╔══

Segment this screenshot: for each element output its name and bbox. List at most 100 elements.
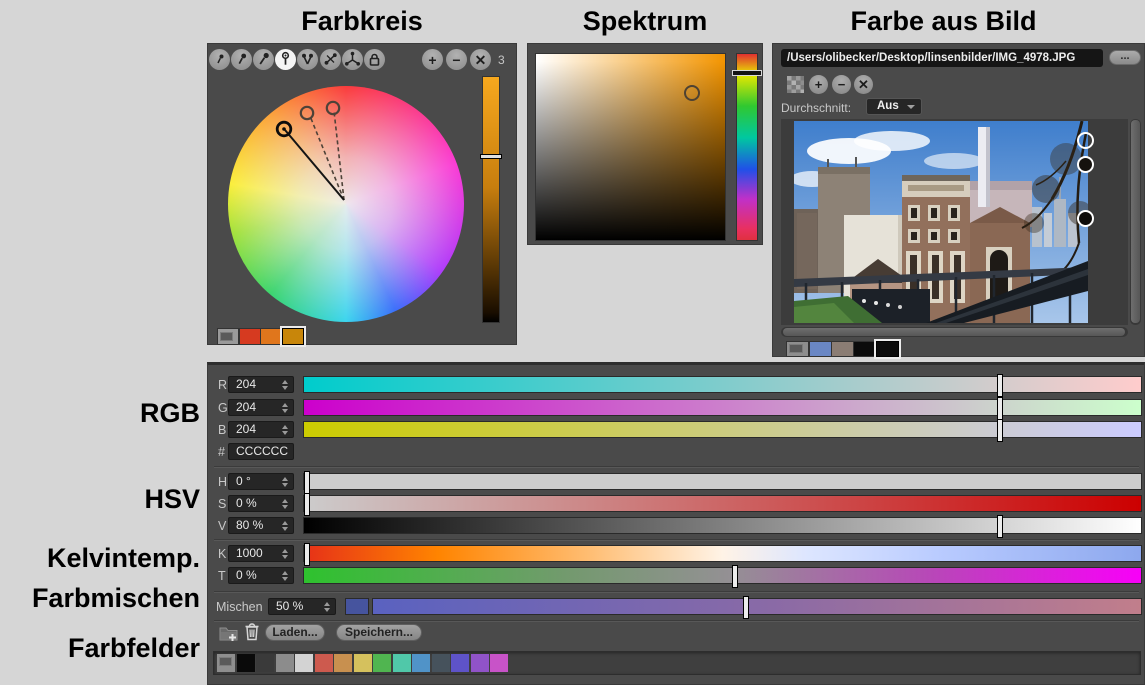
compare-swatch[interactable] — [786, 341, 809, 357]
swatch[interactable] — [256, 654, 274, 672]
stepper-arrows[interactable] — [282, 477, 288, 487]
horizontal-scrollbar-thumb[interactable] — [783, 328, 1125, 336]
harmony-mode-1-button[interactable] — [209, 49, 230, 70]
clear-harmony-button[interactable]: ✕ — [470, 49, 491, 70]
v-input[interactable]: 80 % — [228, 517, 294, 534]
s-slider-handle[interactable] — [304, 493, 310, 516]
stepper-arrows[interactable] — [282, 571, 288, 581]
stepper-arrows[interactable] — [282, 425, 288, 435]
harmony-mode-5-button[interactable] — [297, 49, 318, 70]
add-harmony-color-button[interactable]: + — [422, 49, 443, 70]
add-sample-button[interactable]: + — [809, 75, 828, 94]
swatch[interactable] — [354, 654, 372, 672]
harmony-mode-2-button[interactable] — [231, 49, 252, 70]
s-input[interactable]: 0 % — [228, 495, 294, 512]
tint-slider-handle[interactable] — [732, 565, 738, 588]
v-slider-handle[interactable] — [997, 515, 1003, 538]
kelvin-slider[interactable] — [303, 545, 1142, 562]
b-slider[interactable] — [303, 421, 1142, 438]
tint-slider[interactable] — [303, 567, 1142, 584]
kelvin-slider-handle[interactable] — [304, 543, 310, 566]
sv-marker[interactable] — [684, 85, 700, 101]
sampled-swatch[interactable] — [831, 341, 854, 357]
swatch[interactable] — [393, 654, 411, 672]
harmony-mode-4-button-selected[interactable] — [275, 49, 296, 70]
sample-point-marker[interactable] — [1077, 132, 1094, 149]
vertical-scrollbar-thumb[interactable] — [1131, 120, 1140, 323]
laden-button[interactable]: Laden... — [265, 624, 325, 641]
h-input[interactable]: 0 ° — [228, 473, 294, 490]
swatch[interactable] — [276, 654, 294, 672]
swatch[interactable] — [295, 654, 313, 672]
swatch[interactable] — [237, 654, 255, 672]
mischen-slider[interactable] — [372, 598, 1142, 615]
speichern-button[interactable]: Speichern... — [336, 624, 422, 641]
g-slider[interactable] — [303, 399, 1142, 416]
swatch[interactable] — [490, 654, 508, 672]
r-input[interactable]: 204 — [228, 376, 294, 393]
stepper-arrows[interactable] — [282, 380, 288, 390]
g-slider-handle[interactable] — [997, 397, 1003, 420]
sampled-swatch[interactable] — [809, 341, 832, 357]
h-slider-handle[interactable] — [304, 471, 310, 494]
harmony-swatch[interactable] — [260, 328, 282, 345]
swatch[interactable] — [334, 654, 352, 672]
r-slider[interactable] — [303, 376, 1142, 393]
sampled-swatch-selected[interactable] — [876, 341, 899, 357]
image-path-field[interactable]: /Users/olibecker/Desktop/linsenbilder/IM… — [781, 49, 1103, 67]
label-kelvintemp: Kelvintemp. — [0, 543, 200, 573]
harmony-swatch-selected[interactable] — [282, 328, 304, 345]
v-slider[interactable] — [303, 517, 1142, 534]
compare-swatch[interactable] — [217, 328, 239, 345]
stepper-arrows[interactable] — [282, 403, 288, 413]
hex-input[interactable]: CCCCCC — [228, 443, 294, 460]
multi-pin-icon-button[interactable] — [342, 49, 363, 70]
photo-linsenbilder[interactable] — [794, 121, 1088, 323]
mischen-slider-handle[interactable] — [743, 596, 749, 619]
swatch[interactable] — [373, 654, 391, 672]
t-input[interactable]: 0 % — [228, 567, 294, 584]
sample-point-marker[interactable] — [1077, 156, 1094, 173]
durchschnitt-dropdown[interactable]: Aus — [866, 98, 922, 115]
add-swatch-group-icon[interactable] — [218, 623, 239, 642]
mix-source-swatch[interactable] — [345, 598, 369, 615]
stepper-arrows[interactable] — [324, 602, 330, 612]
r-slider-handle[interactable] — [997, 374, 1003, 397]
color-wheel[interactable] — [228, 86, 464, 322]
swatch[interactable] — [451, 654, 469, 672]
clear-samples-button[interactable]: ✕ — [854, 75, 873, 94]
s-slider[interactable] — [303, 495, 1142, 512]
trash-icon[interactable] — [244, 621, 260, 641]
stepper-arrows[interactable] — [282, 549, 288, 559]
hue-slider[interactable] — [736, 53, 758, 241]
g-input[interactable]: 204 — [228, 399, 294, 416]
swatch[interactable] — [471, 654, 489, 672]
swatch[interactable] — [432, 654, 450, 672]
browse-button[interactable]: ... — [1109, 50, 1141, 65]
brightness-slider-handle[interactable] — [480, 154, 502, 159]
stepper-arrows[interactable] — [282, 521, 288, 531]
saturation-value-field[interactable] — [535, 53, 726, 241]
sampled-swatch[interactable] — [853, 341, 876, 357]
remove-harmony-color-button[interactable]: − — [446, 49, 467, 70]
swatch[interactable] — [315, 654, 333, 672]
stepper-arrows[interactable] — [282, 499, 288, 509]
lock-button[interactable] — [364, 49, 385, 70]
swatch[interactable] — [412, 654, 430, 672]
harmony-swatch[interactable] — [239, 328, 261, 345]
hue-slider-handle[interactable] — [732, 70, 762, 76]
h-slider[interactable] — [303, 473, 1142, 490]
complementary-pins-icon-button[interactable] — [320, 49, 341, 70]
mischen-input[interactable]: 50 % — [268, 598, 336, 615]
b-slider-handle[interactable] — [997, 419, 1003, 442]
vertical-scrollbar[interactable] — [1130, 119, 1141, 325]
sample-point-marker[interactable] — [1077, 210, 1094, 227]
b-input[interactable]: 204 — [228, 421, 294, 438]
image-viewport[interactable] — [781, 119, 1128, 325]
harmony-mode-3-button[interactable] — [253, 49, 274, 70]
horizontal-scrollbar[interactable] — [781, 327, 1128, 337]
k-input[interactable]: 1000 — [228, 545, 294, 562]
swatch-group[interactable] — [217, 654, 235, 672]
brightness-slider[interactable] — [482, 76, 500, 323]
remove-sample-button[interactable]: − — [832, 75, 851, 94]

╚══

**Short task**
List every line in the rows above that contains the string "horizontal". Case counts.

**The response**
horizontal-scrollbar-thumb[interactable] — [783, 328, 1125, 336]
horizontal-scrollbar[interactable] — [781, 327, 1128, 337]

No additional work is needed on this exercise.